Problem to work on
Every line of the material below should be repeated exactly.

--- --- ---

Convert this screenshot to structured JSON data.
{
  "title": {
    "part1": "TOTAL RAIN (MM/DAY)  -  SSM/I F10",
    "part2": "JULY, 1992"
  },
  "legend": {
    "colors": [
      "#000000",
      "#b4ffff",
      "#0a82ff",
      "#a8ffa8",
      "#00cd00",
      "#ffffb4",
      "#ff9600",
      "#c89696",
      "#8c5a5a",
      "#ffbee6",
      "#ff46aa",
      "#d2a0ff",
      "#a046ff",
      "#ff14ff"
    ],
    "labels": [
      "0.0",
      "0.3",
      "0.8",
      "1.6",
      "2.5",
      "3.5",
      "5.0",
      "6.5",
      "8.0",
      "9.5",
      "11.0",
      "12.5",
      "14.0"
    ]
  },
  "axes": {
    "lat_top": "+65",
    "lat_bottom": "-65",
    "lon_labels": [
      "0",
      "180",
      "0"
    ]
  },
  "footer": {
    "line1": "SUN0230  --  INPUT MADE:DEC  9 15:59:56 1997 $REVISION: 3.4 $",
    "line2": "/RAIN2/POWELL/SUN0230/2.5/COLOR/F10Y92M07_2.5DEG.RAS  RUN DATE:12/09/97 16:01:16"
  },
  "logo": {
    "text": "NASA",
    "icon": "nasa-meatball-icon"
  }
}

--- --- ---

Exercise response
Convert this screenshot to structured JSON data.
{
  "title": {
    "part1": "TOTAL RAIN (MM/DAY)  -  SSM/I F10",
    "part2": "JULY, 1992"
  },
  "legend": {
    "colors": [
      "#000000",
      "#b4ffff",
      "#0a82ff",
      "#a8ffa8",
      "#00cd00",
      "#ffffb4",
      "#ff9600",
      "#c89696",
      "#8c5a5a",
      "#ffbee6",
      "#ff46aa",
      "#d2a0ff",
      "#a046ff",
      "#ff14ff"
    ],
    "labels": [
      "0.0",
      "0.3",
      "0.8",
      "1.6",
      "2.5",
      "3.5",
      "5.0",
      "6.5",
      "8.0",
      "9.5",
      "11.0",
      "12.5",
      "14.0"
    ]
  },
  "axes": {
    "lat_top": "+65",
    "lat_bottom": "-65",
    "lon_labels": [
      "0",
      "180",
      "0"
    ]
  },
  "footer": {
    "line1": "SUN0230  --  INPUT MADE:DEC  9 15:59:56 1997 $REVISION: 3.4 $",
    "line2": "/RAIN2/POWELL/SUN0230/2.5/COLOR/F10Y92M07_2.5DEG.RAS  RUN DATE:12/09/97 16:01:16"
  },
  "logo": {
    "text": "NASA",
    "icon": "nasa-meatball-icon"
  }
}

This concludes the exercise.